■ Provided text:
....................

Growing up, I obsessively consumed every Hollywood film based in Paris. I sang along with Fred Astaire as he danced down the Champs-Élysées to the tune of Bonjour Paris! in Funny Face (1957); cried with Nicole Kidman in Moulin Rouge (2001); and gazed in wonder at Audrey Tautou’s magical Parisian life in Amélie (2001) – which although French, provides the kind of chocolate-box Hollywood imagining of the capital that presumably made it a worldwide hit. In many ways, when I finally arrived in Paris at the age of 21, beaming ear-to-ear in my first cab ride from the airport, I was a lot like Emily Cooper who, clearly, was fed the same Hollywood myth.
In the show’s opening episodes, we see how she, like so many of us Americans before her, is instantly deflated when confronted by the fact that Paris isn’t how it appears in the movies. Adventure does not wait on every corner. Parisians are generally reserved and it’s very difficult to make friends. Being an American in Paris can be extremely lonely.
However, instead of learning to adapt to the beautifully complicated if somewhat disappointing reality of the French capital, Emily sets about obsessively moulding it to her expectations via her Instagram . The show’s name actually refers to Emily’s Instagram handle, which plays a woefully central role in the series. Instead of giving her 21.7k followers (a statistic that flashes across the screen multiple times) a glimpse of the real Paris, she filters her experience to match her American fans’ assumptions.

....................

■ Stored data:
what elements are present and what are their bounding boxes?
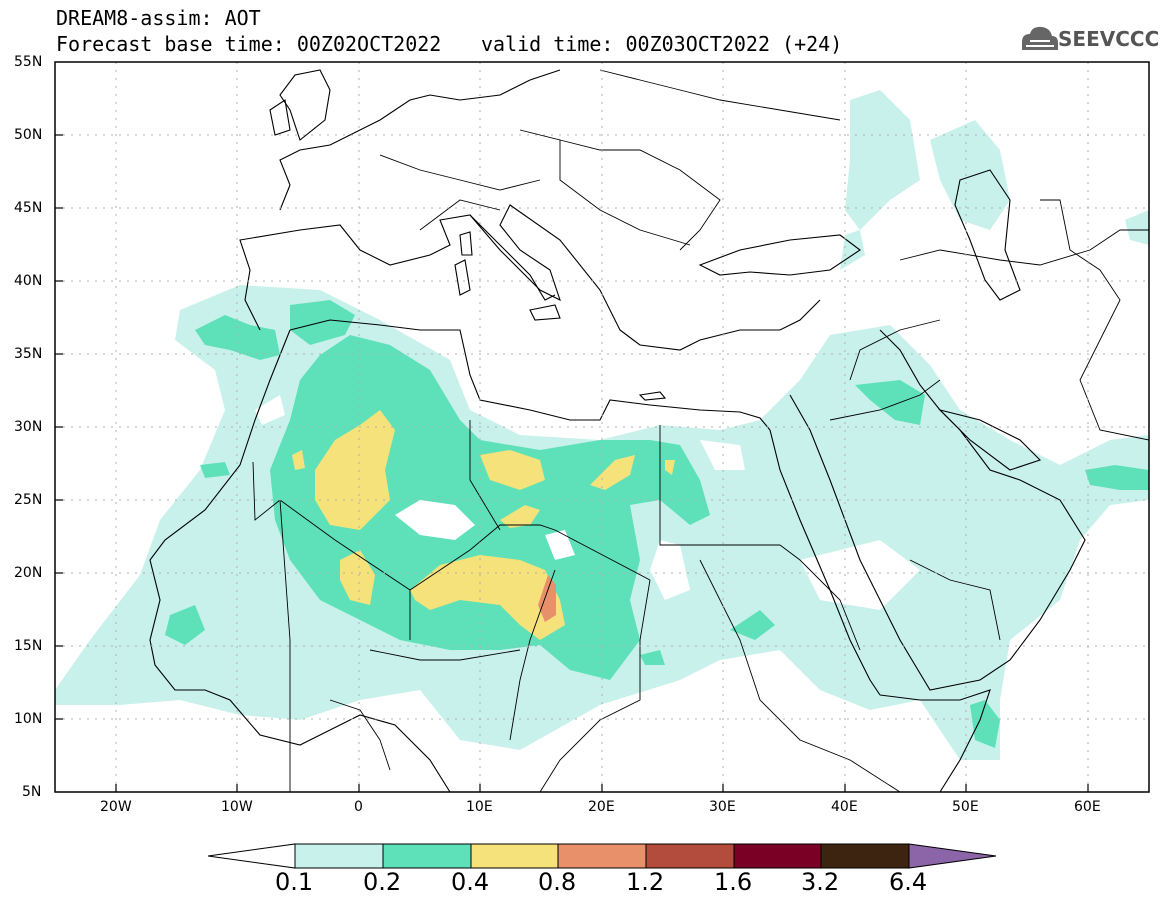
valid-time: valid time: 00Z03OCT2022 (+24) [481,32,843,56]
lat-label: 10N [14,711,43,727]
lat-label: 50N [14,127,43,143]
colorbar-swatch-1.2 [645,843,735,869]
lon-label: 20W [100,799,132,815]
country-borders [252,69,1150,793]
lon-label: 50E [952,799,979,815]
colorbar-swatch-0.1 [294,843,384,869]
lat-label: 45N [14,200,43,216]
map-title: DREAM8-assim: AOT [56,6,261,30]
lat-label: 30N [14,419,43,435]
cloud-icon [1022,26,1058,50]
colorbar-label: 0.2 [363,868,402,896]
aot-band-0.8 [538,575,556,622]
lon-label: 0 [354,799,363,815]
seevccc-logo: SEEVCCC [1058,27,1160,51]
lon-label: 30E [709,799,736,815]
tick-marks [55,134,1089,792]
lat-label: 25N [14,492,43,508]
forecast-base-time: Forecast base time: 00Z02OCT2022 [56,32,442,56]
colorbar-high-extension [908,843,997,869]
colorbar-swatch-0.2 [382,843,472,869]
coastlines [149,69,1086,793]
colorbar-label: 6.4 [889,868,928,896]
colorbar-low-extension [207,843,296,869]
colorbar-label: 3.2 [801,868,840,896]
lat-label: 40N [14,273,43,289]
colorbar-label: 0.8 [538,868,577,896]
colorbar [207,843,997,869]
colorbar-label: 0.1 [275,868,314,896]
lon-label: 10E [466,799,493,815]
lat-label: 5N [22,784,42,800]
lon-label: 60E [1074,799,1101,815]
colorbar-swatch-0.8 [557,843,647,869]
lat-label: 55N [14,54,43,70]
lon-label: 20E [588,799,615,815]
lon-label: 10W [221,799,253,815]
colorbar-label: 1.6 [714,868,753,896]
lat-label: 15N [14,638,43,654]
colorbar-swatch-0.4 [470,843,559,869]
grid-lines [55,62,1149,792]
colorbar-swatch-3.2 [820,843,910,869]
colorbar-label: 1.2 [626,868,665,896]
aot-low-holes [255,395,920,610]
lon-label: 40E [831,799,858,815]
lat-label: 35N [14,346,43,362]
colorbar-swatch-1.6 [733,843,822,869]
colorbar-label: 0.4 [451,868,490,896]
lat-label: 20N [14,565,43,581]
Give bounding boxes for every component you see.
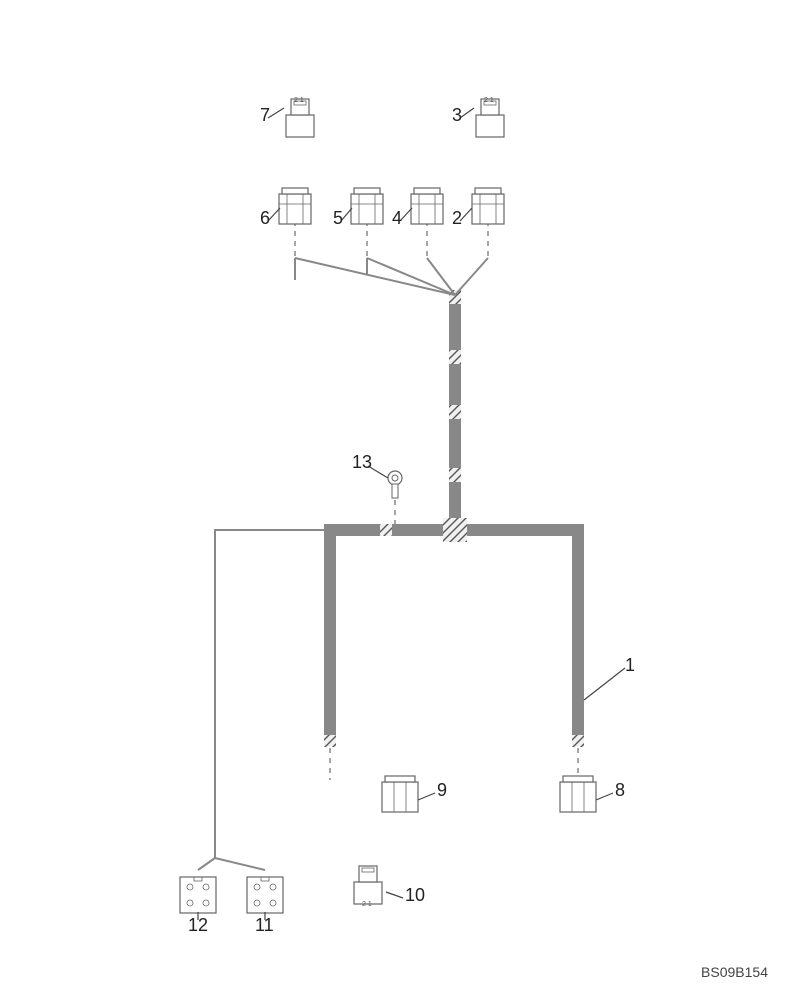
callout-10: 10 bbox=[405, 885, 425, 906]
svg-text:2 1: 2 1 bbox=[362, 901, 372, 908]
callout-5: 5 bbox=[333, 208, 343, 229]
callout-7: 7 bbox=[260, 105, 270, 126]
callout-8: 8 bbox=[615, 780, 625, 801]
callout-9: 9 bbox=[437, 780, 447, 801]
callout-12: 12 bbox=[188, 915, 208, 936]
document-id: BS09B154 bbox=[701, 964, 768, 980]
callout-6: 6 bbox=[260, 208, 270, 229]
callout-13: 13 bbox=[352, 452, 372, 473]
callout-2: 2 bbox=[452, 208, 462, 229]
svg-text:2 1: 2 1 bbox=[294, 97, 304, 104]
callout-11: 11 bbox=[255, 915, 274, 936]
diagram-svg: 2 1 2 1 2 1 bbox=[0, 0, 808, 1000]
callout-1: 1 bbox=[625, 655, 635, 676]
svg-text:2 1: 2 1 bbox=[484, 97, 494, 104]
diagram-page: { "doc_id": "BS09B154", "colors": { "bg"… bbox=[0, 0, 808, 1000]
callout-4: 4 bbox=[392, 208, 402, 229]
callout-3: 3 bbox=[452, 105, 462, 126]
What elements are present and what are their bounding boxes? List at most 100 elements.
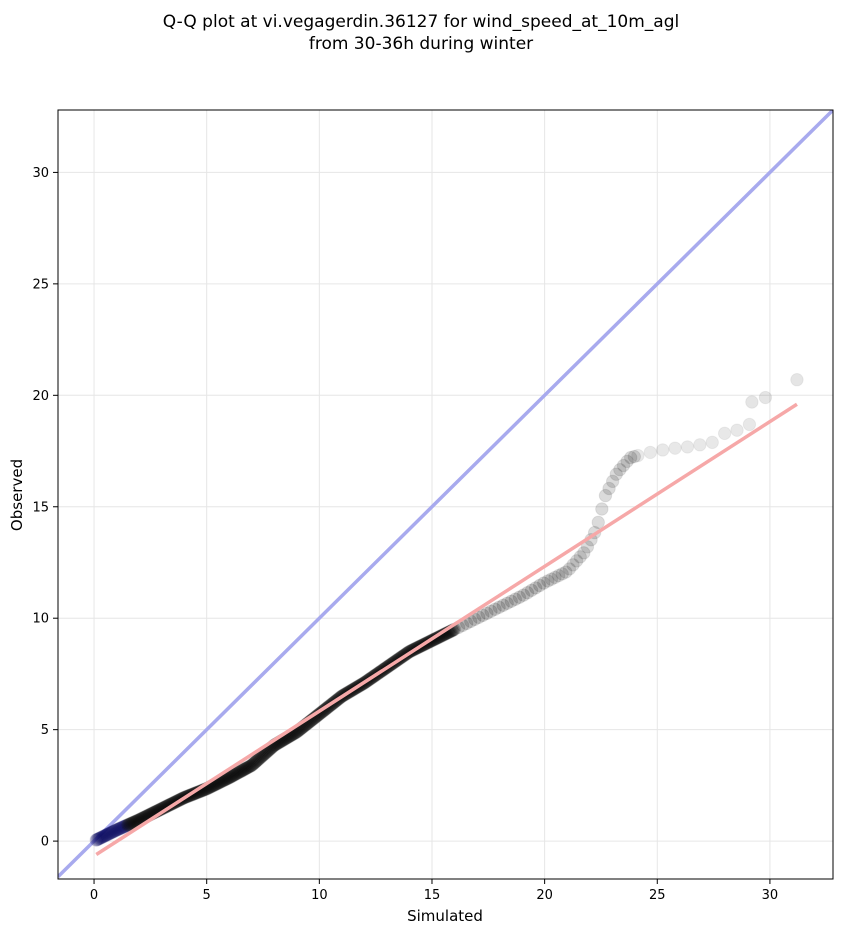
- identity-line: [58, 110, 833, 879]
- qq-point: [247, 756, 261, 771]
- qq-point: [113, 821, 127, 836]
- qq-point: [90, 832, 105, 847]
- qq-point: [532, 578, 547, 593]
- qq-point: [541, 574, 555, 588]
- qq-point: [548, 570, 562, 585]
- qq-point: [238, 762, 252, 776]
- qq-point: [516, 588, 531, 602]
- qq-point: [243, 759, 258, 773]
- qq-point: [231, 765, 245, 780]
- qq-point: [236, 763, 250, 777]
- qq-point: [504, 594, 518, 608]
- reference-lines: [58, 110, 833, 879]
- x-tick-label: 20: [536, 888, 553, 903]
- qq-point: [705, 435, 719, 450]
- qq-point: [125, 816, 140, 830]
- qq-point: [228, 767, 242, 782]
- qq-point: [99, 828, 114, 842]
- qq-point: [559, 565, 573, 579]
- qq-point: [115, 820, 129, 835]
- qq-point: [92, 831, 107, 846]
- qq-point: [111, 822, 125, 837]
- qq-point: [106, 824, 120, 839]
- qq-point: [555, 567, 569, 581]
- qq-point: [544, 572, 559, 586]
- qq-point: [224, 769, 239, 784]
- qq-point: [225, 769, 240, 783]
- qq-point: [250, 753, 265, 768]
- qq-point: [112, 822, 126, 836]
- qq-point: [249, 754, 263, 769]
- qq-point: [480, 606, 494, 621]
- chart-title-line-1: Q-Q plot at vi.vegagerdin.36127 for wind…: [163, 12, 679, 32]
- qq-point: [569, 554, 584, 568]
- qq-point: [97, 829, 111, 843]
- y-axis: 0 5 10 15 20 25 30: [32, 166, 58, 850]
- qq-point: [605, 474, 620, 489]
- x-tick-label: 10: [311, 888, 328, 903]
- qq-point: [742, 417, 757, 432]
- qq-point: [512, 590, 527, 604]
- qq-point: [120, 818, 134, 833]
- qq-point: [524, 583, 539, 598]
- qq-point: [251, 752, 266, 767]
- qq-point: [118, 819, 133, 833]
- quantile-points: [89, 373, 804, 856]
- qq-point: [631, 448, 645, 463]
- qq-point: [680, 440, 695, 454]
- qq-point: [227, 768, 241, 782]
- qq-point: [117, 819, 132, 834]
- qq-point: [602, 481, 616, 496]
- qq-point: [234, 764, 249, 778]
- plot-frame: [57, 109, 834, 880]
- y-tick-label: 15: [32, 500, 49, 515]
- qq-point: [472, 610, 486, 625]
- qq-point: [223, 770, 238, 784]
- qq-point: [109, 823, 124, 837]
- qq-point: [124, 816, 138, 831]
- qq-point: [609, 467, 623, 481]
- qq-point: [623, 450, 638, 465]
- y-axis-label: Observed: [8, 459, 26, 531]
- qq-point: [94, 831, 108, 845]
- y-tick-label: 30: [32, 166, 49, 181]
- qq-point: [232, 765, 247, 779]
- qq-point: [577, 546, 591, 560]
- qq-point: [537, 576, 551, 590]
- qq-point: [573, 550, 587, 564]
- qq-point: [96, 829, 110, 844]
- qq-point: [122, 817, 136, 832]
- qq-point: [758, 390, 773, 405]
- qq-point: [239, 761, 253, 776]
- qq-point: [230, 766, 244, 780]
- x-axis-label: Simulated: [407, 907, 483, 925]
- qq-point: [613, 462, 627, 477]
- qq-point: [717, 426, 732, 441]
- fit-line: [95, 402, 798, 856]
- qq-point: [114, 821, 128, 835]
- qq-point: [598, 488, 613, 503]
- qq-point: [627, 449, 641, 464]
- qq-point: [95, 830, 109, 844]
- qq-point: [245, 758, 259, 773]
- qq-point: [233, 764, 248, 779]
- qq-point: [222, 770, 236, 785]
- qq-point: [562, 562, 577, 576]
- qq-point: [528, 581, 543, 595]
- chart-title-line-2: from 30-36h during winter: [309, 34, 533, 54]
- qq-point: [101, 827, 116, 841]
- qq-point: [616, 458, 631, 473]
- qq-point: [551, 568, 566, 583]
- x-tick-label: 5: [203, 888, 211, 903]
- qq-point: [496, 598, 510, 612]
- qq-point: [566, 558, 580, 572]
- x-tick-label: 25: [649, 888, 666, 903]
- qq-point: [121, 818, 135, 832]
- qq-point: [104, 826, 118, 840]
- qq-point: [668, 441, 682, 455]
- qq-point: [105, 825, 119, 839]
- qq-point: [240, 761, 254, 775]
- qq-point: [500, 596, 514, 610]
- qq-point: [484, 604, 498, 618]
- qq-point: [655, 443, 670, 457]
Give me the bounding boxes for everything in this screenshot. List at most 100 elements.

....................

Rewrite the section of the Paris essay that opens with the words containing "In the show’s" and closes with "be extremely lonely.", changing "lonely" to "isolating".

In the show’s opening episodes, we see how she, like so many of us Americans before her, is instantly deflated when confronted by the fact that Paris isn’t how it appears in the movies. Adventure does not wait on every corner. Parisians are generally reserved and it’s very difficult to make friends. Being an American in Paris can be extremely isolating.